[What you should do]:
In the data below, find every line with the string "China" and pull it out.

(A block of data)

·····

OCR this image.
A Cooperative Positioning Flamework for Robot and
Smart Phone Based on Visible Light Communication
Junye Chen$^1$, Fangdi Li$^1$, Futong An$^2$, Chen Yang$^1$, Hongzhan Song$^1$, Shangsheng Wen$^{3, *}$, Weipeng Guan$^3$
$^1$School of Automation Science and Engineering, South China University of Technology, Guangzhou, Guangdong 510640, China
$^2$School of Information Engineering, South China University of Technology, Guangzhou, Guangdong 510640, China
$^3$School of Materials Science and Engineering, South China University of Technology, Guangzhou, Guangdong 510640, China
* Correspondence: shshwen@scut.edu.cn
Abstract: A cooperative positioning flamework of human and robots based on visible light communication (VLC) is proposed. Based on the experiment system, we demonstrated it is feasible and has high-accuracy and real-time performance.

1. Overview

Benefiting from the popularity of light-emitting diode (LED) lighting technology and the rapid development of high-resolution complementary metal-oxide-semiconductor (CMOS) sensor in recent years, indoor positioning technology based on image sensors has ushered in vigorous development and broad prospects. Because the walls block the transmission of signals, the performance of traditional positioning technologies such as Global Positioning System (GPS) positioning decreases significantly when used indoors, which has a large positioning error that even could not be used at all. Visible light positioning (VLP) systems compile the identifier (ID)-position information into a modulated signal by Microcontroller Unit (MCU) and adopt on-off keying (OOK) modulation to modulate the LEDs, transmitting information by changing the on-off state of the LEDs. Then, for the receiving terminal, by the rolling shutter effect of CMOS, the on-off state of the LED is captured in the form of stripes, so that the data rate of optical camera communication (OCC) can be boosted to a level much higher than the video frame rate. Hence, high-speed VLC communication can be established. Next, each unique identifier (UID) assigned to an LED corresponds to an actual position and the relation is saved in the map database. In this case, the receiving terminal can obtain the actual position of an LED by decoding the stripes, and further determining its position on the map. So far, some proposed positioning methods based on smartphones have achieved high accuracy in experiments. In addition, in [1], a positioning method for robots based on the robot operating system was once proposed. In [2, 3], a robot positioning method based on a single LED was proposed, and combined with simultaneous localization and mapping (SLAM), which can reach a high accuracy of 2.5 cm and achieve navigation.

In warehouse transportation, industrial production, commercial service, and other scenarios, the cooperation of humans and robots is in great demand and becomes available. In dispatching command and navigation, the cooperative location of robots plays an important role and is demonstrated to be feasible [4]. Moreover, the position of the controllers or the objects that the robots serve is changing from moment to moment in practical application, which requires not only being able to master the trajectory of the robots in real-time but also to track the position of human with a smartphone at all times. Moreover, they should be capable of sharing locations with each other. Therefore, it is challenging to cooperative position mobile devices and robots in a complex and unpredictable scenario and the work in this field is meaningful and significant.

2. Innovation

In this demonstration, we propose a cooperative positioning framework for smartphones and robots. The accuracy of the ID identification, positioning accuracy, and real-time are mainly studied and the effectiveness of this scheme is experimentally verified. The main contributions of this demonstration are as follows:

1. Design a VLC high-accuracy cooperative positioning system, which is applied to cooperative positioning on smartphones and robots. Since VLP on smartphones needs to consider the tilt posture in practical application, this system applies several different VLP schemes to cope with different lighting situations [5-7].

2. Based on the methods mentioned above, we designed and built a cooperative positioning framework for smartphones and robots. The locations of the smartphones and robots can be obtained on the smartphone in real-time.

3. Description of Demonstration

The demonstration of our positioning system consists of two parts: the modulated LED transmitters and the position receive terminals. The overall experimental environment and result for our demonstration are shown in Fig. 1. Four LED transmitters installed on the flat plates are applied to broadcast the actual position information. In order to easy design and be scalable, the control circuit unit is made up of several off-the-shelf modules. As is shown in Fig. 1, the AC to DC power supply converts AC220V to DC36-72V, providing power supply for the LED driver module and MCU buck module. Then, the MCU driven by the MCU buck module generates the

·····

[Response to this task]:
$^1$School of Automation Science and Engineering, South China University of Technology, Guangzhou, Guangdong 510640, China
$^2$School of Information Engineering, South China University of Technology, Guangzhou, Guangdong 510640, China
$^3$School of Materials Science and Engineering, South China University of Technology, Guangzhou, Guangdong 510640, China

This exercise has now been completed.